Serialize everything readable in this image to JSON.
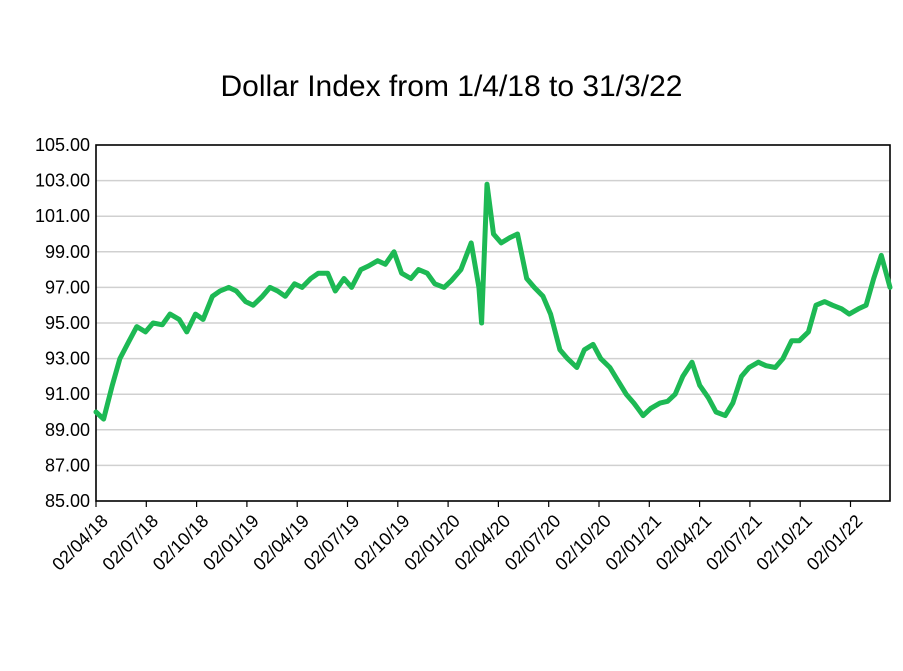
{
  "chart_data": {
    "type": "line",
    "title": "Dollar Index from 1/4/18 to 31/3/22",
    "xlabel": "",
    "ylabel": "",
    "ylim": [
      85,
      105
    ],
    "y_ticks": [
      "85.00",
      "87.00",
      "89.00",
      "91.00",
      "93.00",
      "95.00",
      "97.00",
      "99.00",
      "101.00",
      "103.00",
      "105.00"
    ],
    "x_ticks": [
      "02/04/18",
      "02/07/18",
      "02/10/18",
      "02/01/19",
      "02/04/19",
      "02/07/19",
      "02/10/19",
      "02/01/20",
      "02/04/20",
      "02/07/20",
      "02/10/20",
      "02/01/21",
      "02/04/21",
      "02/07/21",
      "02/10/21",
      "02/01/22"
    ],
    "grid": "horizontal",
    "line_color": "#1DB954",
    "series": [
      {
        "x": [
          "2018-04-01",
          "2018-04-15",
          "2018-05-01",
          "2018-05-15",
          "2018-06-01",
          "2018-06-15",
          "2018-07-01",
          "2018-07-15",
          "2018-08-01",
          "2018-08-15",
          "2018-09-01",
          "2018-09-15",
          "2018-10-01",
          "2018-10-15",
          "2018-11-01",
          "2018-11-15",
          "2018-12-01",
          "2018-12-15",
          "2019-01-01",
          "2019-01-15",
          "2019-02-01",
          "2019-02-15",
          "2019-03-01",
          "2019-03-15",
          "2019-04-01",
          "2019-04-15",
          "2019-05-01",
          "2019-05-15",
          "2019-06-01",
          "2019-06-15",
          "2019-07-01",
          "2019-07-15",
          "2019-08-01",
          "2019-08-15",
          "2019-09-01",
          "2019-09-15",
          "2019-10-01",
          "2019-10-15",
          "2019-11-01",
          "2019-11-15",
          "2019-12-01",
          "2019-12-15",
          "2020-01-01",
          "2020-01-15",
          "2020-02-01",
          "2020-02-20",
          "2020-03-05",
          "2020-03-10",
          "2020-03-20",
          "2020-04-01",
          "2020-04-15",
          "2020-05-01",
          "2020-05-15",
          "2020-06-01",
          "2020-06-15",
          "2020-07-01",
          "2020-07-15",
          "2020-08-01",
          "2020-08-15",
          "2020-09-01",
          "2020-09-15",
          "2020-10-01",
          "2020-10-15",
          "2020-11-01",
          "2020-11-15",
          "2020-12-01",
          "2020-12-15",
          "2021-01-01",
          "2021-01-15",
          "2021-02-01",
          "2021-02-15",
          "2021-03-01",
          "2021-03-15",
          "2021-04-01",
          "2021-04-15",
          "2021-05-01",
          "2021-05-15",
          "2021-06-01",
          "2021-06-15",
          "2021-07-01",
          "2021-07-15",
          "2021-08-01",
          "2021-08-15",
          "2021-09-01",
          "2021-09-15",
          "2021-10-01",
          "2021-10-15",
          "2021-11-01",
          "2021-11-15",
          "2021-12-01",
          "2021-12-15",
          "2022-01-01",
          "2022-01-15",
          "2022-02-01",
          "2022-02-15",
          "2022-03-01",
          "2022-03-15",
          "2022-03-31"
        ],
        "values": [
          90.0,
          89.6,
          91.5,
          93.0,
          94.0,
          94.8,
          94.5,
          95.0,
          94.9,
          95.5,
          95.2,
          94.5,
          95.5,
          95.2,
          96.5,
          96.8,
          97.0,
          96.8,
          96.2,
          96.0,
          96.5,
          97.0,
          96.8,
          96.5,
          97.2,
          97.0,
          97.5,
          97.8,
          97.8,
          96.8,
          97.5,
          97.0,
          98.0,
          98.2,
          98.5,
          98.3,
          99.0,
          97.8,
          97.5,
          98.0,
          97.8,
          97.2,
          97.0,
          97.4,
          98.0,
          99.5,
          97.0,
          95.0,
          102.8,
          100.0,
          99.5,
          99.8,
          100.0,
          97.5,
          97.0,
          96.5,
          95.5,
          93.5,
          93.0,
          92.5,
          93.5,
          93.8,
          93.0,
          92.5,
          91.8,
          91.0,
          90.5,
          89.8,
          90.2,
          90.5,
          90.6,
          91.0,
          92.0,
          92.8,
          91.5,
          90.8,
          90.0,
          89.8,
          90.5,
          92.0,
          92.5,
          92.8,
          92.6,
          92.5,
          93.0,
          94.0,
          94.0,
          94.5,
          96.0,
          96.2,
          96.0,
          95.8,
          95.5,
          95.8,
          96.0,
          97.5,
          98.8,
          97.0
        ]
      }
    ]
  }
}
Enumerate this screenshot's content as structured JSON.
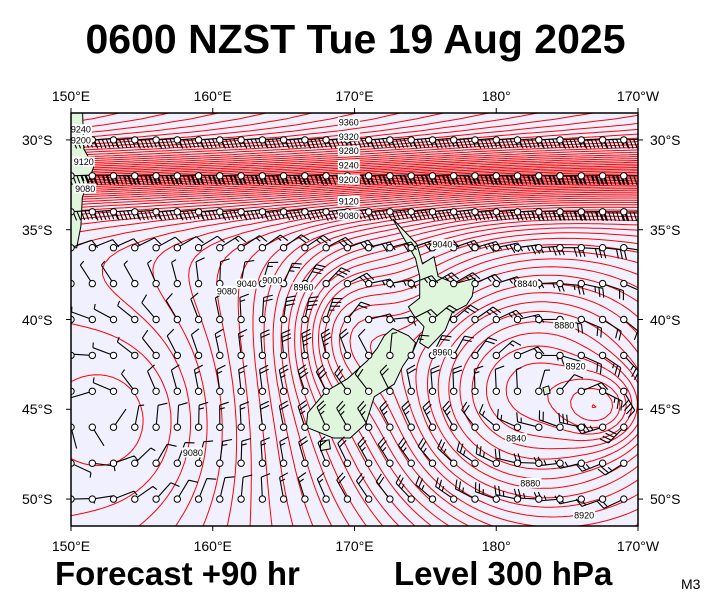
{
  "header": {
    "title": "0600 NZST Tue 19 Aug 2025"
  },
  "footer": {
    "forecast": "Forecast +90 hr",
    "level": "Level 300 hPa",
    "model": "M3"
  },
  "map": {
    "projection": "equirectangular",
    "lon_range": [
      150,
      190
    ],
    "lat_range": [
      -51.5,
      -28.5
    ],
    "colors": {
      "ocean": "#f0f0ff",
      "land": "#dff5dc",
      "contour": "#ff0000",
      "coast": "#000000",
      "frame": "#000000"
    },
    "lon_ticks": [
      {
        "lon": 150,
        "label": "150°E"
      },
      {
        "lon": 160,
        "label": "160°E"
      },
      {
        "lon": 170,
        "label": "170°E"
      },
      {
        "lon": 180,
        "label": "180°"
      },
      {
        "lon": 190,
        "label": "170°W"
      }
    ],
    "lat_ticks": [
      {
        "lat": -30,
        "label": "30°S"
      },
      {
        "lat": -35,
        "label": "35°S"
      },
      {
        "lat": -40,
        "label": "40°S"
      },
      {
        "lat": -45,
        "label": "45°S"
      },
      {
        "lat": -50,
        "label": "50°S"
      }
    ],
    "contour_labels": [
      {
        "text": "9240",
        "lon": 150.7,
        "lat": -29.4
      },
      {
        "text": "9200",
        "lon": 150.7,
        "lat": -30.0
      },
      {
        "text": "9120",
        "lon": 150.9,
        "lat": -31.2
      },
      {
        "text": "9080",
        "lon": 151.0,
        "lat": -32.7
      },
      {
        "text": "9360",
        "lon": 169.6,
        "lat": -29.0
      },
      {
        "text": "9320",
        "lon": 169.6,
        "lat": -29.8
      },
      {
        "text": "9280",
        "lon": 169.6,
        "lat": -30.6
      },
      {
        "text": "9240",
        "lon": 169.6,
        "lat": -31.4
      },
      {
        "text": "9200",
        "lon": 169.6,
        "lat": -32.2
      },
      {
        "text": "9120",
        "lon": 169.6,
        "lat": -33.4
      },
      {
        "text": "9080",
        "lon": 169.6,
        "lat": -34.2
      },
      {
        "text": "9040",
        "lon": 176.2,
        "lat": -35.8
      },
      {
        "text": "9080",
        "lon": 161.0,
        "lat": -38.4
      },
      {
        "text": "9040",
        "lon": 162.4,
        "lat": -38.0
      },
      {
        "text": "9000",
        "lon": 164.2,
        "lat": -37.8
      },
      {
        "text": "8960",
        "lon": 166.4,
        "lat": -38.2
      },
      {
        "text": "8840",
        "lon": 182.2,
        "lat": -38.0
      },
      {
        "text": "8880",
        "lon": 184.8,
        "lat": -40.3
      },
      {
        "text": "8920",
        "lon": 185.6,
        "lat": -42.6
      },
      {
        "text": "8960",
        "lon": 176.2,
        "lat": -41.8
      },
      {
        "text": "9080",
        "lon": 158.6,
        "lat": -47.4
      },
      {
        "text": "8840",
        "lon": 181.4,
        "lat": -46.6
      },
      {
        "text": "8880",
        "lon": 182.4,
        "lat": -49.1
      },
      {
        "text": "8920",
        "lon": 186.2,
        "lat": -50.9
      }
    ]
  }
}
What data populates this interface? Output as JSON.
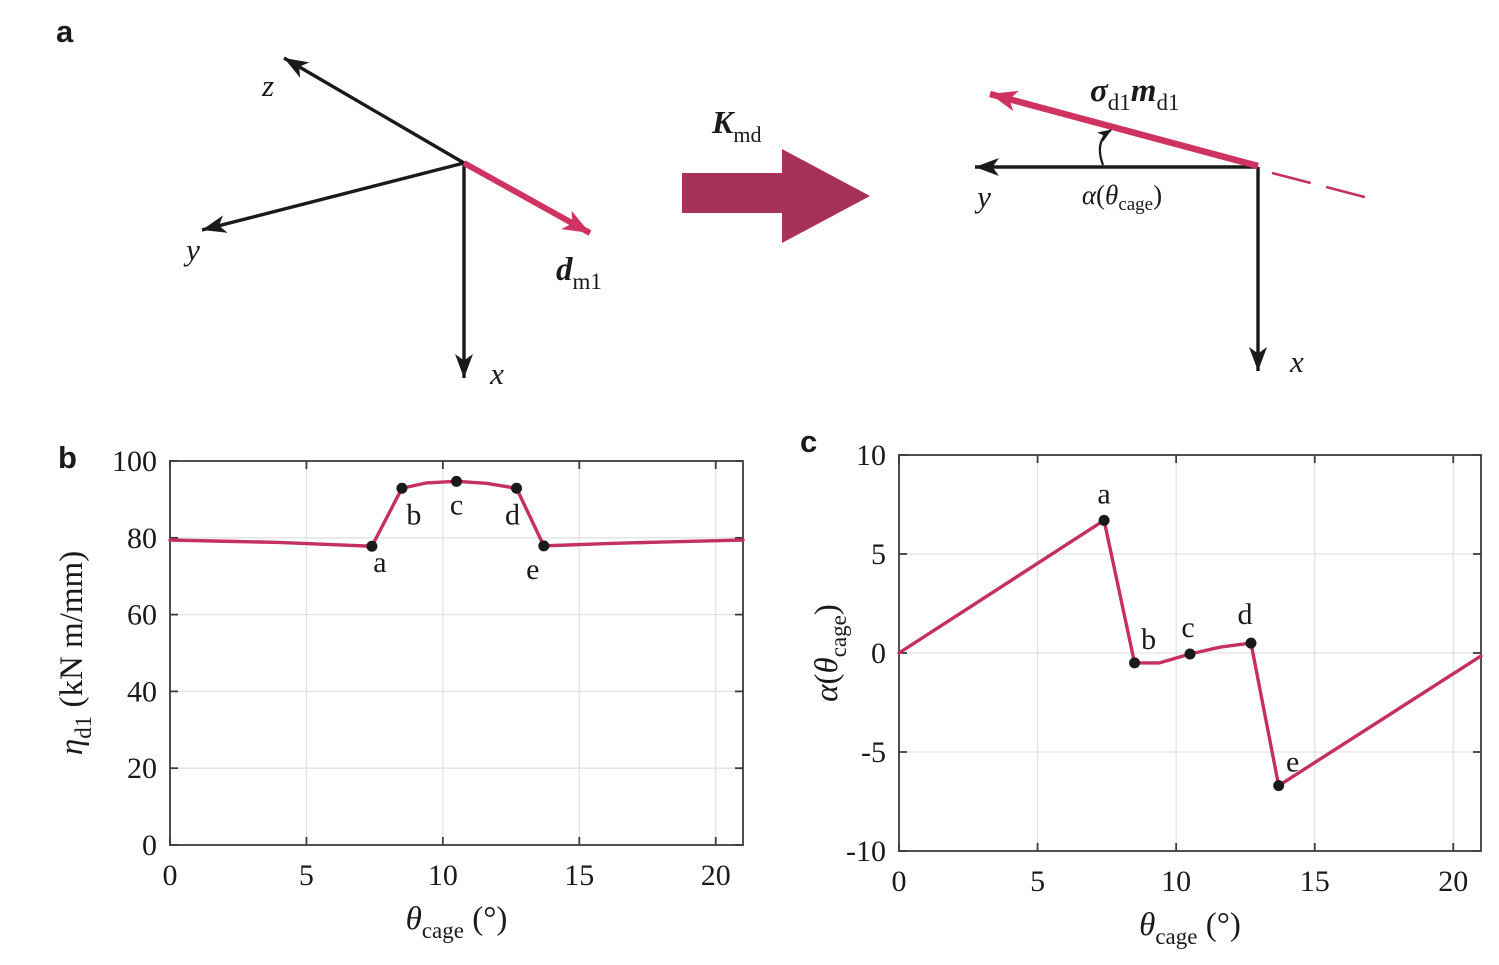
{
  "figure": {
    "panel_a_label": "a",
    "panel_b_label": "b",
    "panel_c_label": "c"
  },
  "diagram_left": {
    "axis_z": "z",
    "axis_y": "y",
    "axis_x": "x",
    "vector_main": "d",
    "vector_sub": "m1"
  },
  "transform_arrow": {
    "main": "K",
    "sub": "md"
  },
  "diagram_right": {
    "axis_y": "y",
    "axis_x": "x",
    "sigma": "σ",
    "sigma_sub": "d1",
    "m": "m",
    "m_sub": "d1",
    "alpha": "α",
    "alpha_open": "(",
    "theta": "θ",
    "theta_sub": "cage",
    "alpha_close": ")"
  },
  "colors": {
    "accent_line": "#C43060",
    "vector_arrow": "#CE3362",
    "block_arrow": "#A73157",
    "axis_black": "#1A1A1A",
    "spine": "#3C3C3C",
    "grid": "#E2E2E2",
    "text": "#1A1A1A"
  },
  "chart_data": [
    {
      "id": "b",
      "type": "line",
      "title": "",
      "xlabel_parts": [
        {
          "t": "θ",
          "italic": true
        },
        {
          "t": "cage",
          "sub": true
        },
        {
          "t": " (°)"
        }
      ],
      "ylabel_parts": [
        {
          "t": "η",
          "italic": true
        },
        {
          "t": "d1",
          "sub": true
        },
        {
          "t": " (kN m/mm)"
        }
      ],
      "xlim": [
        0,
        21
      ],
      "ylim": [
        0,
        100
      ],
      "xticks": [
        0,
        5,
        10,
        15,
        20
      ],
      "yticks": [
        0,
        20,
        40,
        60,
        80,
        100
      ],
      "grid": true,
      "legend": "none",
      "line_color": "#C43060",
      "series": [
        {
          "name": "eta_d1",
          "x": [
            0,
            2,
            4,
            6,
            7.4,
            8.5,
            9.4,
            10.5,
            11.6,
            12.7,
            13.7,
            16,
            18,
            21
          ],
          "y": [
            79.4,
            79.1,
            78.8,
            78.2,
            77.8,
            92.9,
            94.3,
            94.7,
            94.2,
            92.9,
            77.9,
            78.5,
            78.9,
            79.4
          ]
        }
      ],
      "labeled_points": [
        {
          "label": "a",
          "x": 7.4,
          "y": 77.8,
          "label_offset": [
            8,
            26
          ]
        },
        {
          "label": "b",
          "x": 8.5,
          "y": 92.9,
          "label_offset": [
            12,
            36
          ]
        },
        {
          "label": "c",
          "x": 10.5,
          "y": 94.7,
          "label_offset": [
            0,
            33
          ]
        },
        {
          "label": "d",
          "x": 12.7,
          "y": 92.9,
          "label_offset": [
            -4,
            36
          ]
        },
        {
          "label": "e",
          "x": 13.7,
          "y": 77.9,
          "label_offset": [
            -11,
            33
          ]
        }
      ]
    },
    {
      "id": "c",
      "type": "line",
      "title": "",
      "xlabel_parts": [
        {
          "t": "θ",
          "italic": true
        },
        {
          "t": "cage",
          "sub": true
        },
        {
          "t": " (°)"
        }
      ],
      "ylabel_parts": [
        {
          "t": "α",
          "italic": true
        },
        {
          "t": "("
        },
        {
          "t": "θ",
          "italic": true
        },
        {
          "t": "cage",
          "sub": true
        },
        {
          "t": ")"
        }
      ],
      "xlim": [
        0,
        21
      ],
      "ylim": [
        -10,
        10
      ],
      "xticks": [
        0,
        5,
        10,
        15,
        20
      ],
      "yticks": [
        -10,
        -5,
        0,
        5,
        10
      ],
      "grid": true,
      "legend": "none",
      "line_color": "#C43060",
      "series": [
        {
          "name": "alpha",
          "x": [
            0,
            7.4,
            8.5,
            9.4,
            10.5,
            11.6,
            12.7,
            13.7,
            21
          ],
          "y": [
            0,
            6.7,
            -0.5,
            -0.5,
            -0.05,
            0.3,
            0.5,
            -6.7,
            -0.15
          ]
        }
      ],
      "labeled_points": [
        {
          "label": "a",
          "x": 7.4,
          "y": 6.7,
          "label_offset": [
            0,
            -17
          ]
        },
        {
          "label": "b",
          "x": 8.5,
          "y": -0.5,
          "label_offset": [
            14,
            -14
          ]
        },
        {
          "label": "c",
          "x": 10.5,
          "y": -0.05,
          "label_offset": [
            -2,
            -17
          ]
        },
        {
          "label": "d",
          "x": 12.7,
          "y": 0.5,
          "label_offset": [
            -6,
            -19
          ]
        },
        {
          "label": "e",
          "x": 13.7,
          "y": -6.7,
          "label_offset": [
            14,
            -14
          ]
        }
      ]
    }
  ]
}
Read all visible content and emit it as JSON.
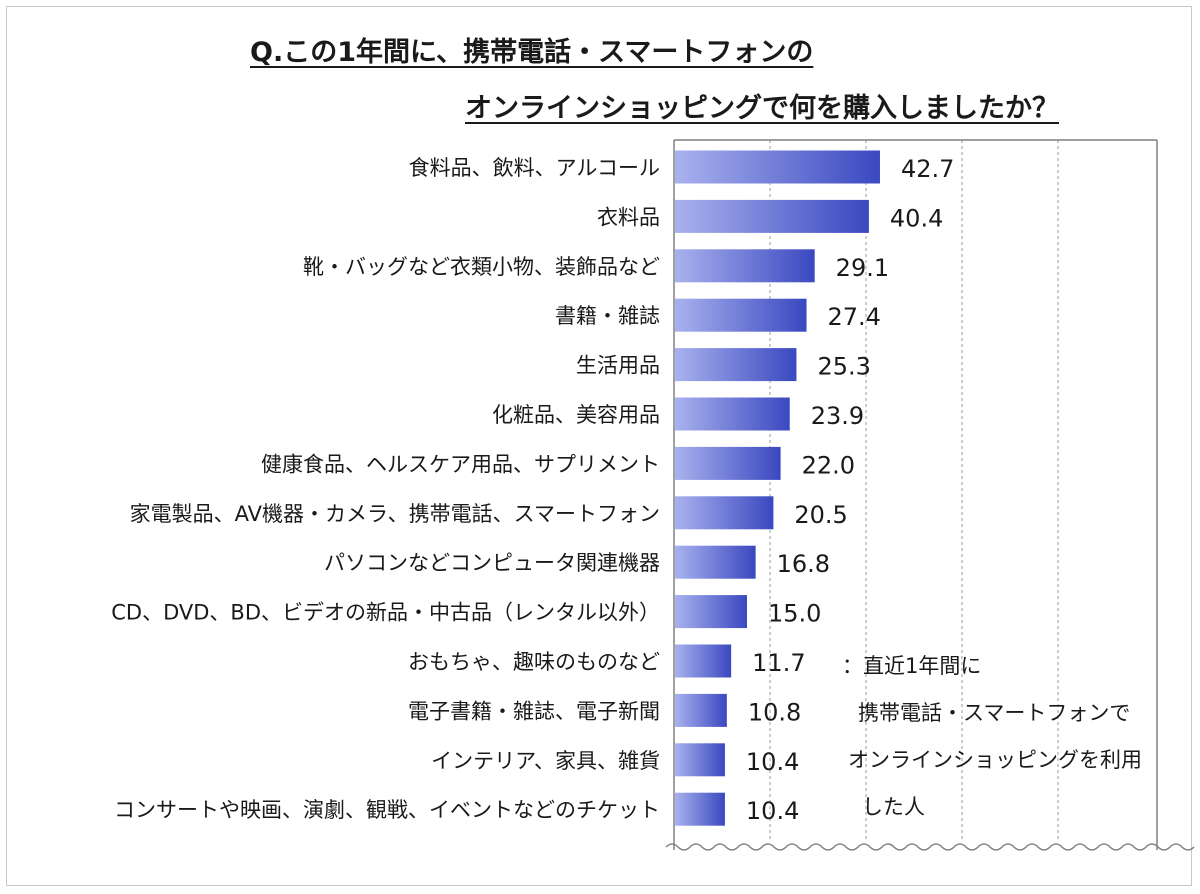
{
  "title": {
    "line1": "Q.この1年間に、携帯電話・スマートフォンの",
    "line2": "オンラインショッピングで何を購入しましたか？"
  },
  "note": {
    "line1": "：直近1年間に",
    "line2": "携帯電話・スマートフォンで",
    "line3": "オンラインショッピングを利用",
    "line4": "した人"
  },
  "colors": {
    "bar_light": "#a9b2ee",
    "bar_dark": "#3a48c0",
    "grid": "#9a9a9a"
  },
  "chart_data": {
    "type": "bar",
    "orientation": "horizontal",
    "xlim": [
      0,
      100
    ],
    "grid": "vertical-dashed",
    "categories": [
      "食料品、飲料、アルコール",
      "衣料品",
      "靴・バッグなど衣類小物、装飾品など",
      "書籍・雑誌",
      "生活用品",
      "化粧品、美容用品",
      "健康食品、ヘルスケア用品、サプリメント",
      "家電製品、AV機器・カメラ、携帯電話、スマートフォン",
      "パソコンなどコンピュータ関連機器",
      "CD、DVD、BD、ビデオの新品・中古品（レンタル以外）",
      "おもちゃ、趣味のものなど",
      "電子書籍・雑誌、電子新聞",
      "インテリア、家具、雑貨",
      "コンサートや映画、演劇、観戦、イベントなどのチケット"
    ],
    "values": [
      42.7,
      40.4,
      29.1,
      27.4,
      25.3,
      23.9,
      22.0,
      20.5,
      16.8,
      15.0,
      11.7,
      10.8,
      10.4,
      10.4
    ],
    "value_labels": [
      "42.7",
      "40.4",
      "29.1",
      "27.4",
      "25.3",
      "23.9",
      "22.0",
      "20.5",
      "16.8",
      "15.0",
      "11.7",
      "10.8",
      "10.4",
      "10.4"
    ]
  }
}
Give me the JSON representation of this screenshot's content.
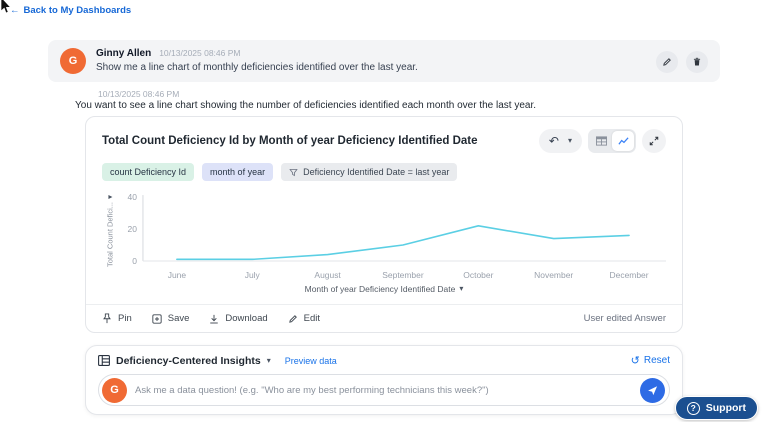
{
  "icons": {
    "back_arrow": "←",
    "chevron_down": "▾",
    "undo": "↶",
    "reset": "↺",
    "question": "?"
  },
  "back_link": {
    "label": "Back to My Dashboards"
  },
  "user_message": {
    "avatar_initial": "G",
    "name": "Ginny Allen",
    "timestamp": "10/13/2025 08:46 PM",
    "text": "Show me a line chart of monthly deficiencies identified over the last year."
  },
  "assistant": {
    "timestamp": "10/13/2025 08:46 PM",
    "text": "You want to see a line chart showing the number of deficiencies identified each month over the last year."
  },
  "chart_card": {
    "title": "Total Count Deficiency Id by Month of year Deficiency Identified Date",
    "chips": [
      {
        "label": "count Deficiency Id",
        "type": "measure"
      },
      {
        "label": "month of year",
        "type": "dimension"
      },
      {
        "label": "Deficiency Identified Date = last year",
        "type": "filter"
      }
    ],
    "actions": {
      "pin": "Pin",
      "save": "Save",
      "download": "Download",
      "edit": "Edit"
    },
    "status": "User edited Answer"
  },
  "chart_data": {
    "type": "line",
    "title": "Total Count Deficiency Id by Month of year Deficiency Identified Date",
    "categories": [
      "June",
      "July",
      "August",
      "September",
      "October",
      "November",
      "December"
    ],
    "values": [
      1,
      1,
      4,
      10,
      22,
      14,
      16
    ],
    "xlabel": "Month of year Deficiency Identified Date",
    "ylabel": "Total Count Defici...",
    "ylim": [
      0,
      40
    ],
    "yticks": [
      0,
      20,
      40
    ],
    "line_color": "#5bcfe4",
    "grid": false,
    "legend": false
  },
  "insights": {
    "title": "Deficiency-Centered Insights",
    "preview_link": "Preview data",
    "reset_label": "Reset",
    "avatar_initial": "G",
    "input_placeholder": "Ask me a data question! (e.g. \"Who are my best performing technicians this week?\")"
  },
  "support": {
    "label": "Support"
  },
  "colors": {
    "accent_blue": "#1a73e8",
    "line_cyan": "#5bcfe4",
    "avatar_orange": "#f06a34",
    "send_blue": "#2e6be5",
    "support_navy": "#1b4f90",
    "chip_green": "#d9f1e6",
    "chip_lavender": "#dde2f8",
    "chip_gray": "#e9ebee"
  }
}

○ ○ ○ ○ ○

The records are above. How many lines in them contain the word "over"? Give the number alone.

2